**STUDY TEXT**
H. pylori infection induces gastric epithelial cell apoptosis and a compensatory gastric epithelial hyperproliferative response [63]. However, in some model systems, H. pylori can inhibit the apoptotic response of gastric epithelial cells [64], a finding that has been interpreted as evidence of a strategy devised to limit host cell damage and enable bacterial persistence. A deleterious consequence of uncoupling apoptosis from proliferation is an imbalance in normal gastric mucosal homeostasis leading to dysregulated tissue growth. Impairment of normal apoptotic pathways that are commonly stimulated by chronic H. pylori infection may be mediated through down-regulation of fas-mediated signaling [65] or loss of the p27 tumor suppressor protein [66].

ii. Changes in epithelial gene expression and regulation

Numerous changes have been reported in gastric epithelial cells infected by H. pylori in vitro and in vivo, thus identifying pathways that may be of importance in promoting gastric epithelial cell transformation. While TP53 mutation is one of the common molecular hallmarks of gastric cancer, studies concerning the regulation of wild-type p53 expression by H. pylori during the preneoplastic stages have been inconsistent. However, the p53 homolog p73 has been recently identified as being highly responsive to H. pylori and might be more important than p53 in regulating apoptotic responses in gastric epithelial cells [67].

Proteomic and genomic analyses of the effects of H. pylori on gastric epithelial cells in vivo and in vitro have been utilized to explore global changes in gene expression resulting from H. pylori infection. For example, comparing the transcriptional profile of laser-capture microdissected gastric epithelial cells from the same patients before versus after H. pylori eradication led to the identification of the genes encoding gastrokine 1 and gastrokine 2 as being markedly down-regulated by chronic H. pylori infection[68]. Relatively little is known about the function of these two highly homologous proteins. However, because of their potential interactions and co-expression with members of the trefoil factor family of proteins known to be involved in gastric epithelial repair, restitution, and tumor growth, it is likely that gastrokine 1 and 2 may play an important role in the maintenance of normal gastric epithelial cell turnover. Indeed, their loss in gastric cancer, particularly in cancers of the diffuse type, has suggested that they may have tumor suppressor activity [69].

**ACTIVITY**
Rewrite the paragraph of the H. pylori text that begins "Numerous changes have been reported" as a short bulleted list, keeping its main facts.

[Dataset items]
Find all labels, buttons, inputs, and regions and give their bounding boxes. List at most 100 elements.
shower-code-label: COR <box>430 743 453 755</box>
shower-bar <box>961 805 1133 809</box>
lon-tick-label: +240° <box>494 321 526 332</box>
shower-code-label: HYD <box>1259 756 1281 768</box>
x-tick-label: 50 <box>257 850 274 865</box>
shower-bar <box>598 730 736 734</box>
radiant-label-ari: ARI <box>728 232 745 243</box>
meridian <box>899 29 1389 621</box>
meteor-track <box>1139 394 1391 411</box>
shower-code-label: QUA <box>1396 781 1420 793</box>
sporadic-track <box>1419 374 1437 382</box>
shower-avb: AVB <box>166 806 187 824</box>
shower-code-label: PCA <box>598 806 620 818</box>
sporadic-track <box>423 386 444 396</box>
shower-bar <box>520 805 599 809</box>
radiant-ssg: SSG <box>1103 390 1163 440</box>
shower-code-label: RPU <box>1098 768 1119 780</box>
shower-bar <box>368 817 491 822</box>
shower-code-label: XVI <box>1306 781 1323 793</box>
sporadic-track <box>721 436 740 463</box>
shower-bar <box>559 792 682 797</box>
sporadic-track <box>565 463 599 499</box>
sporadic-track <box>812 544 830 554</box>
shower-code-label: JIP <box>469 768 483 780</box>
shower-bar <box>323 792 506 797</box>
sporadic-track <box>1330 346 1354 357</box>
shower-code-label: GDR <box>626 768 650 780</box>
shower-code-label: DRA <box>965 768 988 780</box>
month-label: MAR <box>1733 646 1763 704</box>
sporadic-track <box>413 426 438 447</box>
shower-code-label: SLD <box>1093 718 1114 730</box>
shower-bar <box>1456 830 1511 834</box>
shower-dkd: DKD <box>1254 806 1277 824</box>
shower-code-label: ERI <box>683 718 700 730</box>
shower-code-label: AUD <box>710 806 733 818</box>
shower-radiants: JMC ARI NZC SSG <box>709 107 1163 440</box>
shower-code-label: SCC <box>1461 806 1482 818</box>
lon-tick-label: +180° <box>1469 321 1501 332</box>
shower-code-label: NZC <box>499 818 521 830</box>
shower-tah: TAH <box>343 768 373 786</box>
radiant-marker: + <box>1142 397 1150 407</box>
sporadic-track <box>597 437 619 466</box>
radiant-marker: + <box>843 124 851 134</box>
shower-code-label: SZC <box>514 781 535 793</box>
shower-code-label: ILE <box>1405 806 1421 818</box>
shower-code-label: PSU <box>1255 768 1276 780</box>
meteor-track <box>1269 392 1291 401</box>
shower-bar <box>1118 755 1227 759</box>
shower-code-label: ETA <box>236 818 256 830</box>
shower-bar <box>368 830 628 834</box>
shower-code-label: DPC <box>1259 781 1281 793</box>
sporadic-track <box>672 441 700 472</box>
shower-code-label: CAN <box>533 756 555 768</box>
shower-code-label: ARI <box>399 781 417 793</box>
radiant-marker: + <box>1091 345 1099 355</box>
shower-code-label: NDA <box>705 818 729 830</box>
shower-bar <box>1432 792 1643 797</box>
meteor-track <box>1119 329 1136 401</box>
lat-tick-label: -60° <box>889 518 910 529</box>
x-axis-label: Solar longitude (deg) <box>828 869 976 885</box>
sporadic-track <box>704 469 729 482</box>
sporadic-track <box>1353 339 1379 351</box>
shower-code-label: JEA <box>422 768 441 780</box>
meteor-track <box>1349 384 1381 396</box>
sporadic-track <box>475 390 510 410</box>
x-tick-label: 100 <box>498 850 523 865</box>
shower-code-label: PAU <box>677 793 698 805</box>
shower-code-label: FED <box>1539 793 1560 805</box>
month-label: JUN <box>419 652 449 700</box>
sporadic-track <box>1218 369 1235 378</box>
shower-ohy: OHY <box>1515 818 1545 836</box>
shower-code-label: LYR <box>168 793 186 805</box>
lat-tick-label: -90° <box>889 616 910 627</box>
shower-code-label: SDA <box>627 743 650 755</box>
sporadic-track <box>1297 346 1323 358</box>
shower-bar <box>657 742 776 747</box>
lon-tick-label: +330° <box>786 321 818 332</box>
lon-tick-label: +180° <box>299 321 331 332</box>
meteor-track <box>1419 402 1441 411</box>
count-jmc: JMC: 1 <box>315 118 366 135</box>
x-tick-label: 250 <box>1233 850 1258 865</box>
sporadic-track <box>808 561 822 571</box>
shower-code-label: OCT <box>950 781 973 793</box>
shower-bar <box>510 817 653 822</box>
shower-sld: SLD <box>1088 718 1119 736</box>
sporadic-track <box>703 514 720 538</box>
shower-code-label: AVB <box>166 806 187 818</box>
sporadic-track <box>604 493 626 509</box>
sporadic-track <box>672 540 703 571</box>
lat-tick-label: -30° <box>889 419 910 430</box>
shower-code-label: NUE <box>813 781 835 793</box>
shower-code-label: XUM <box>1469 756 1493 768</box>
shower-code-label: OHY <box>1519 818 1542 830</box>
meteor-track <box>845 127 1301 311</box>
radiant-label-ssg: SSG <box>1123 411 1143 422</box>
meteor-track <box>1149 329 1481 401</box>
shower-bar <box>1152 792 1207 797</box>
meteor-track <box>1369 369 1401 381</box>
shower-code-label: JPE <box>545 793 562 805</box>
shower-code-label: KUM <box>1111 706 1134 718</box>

**SOLUTION FOR THIS PROBLEM**
- Many changes have been reported in gastric epithelial cells infected by H. pylori, both in vitro and in vivo. These point to pathways that may help promote gastric epithelial cell transformation.
- TP53 mutation is a common molecular hallmark of gastric cancer. However, studies on how H. pylori regulates wild-type p53 during preneoplastic stages have been inconsistent.
- The p53 homolog p73 was recently found to be highly responsive to H. pylori. It might be more important than p53 in regulating apoptotic responses in gastric epithelial cells.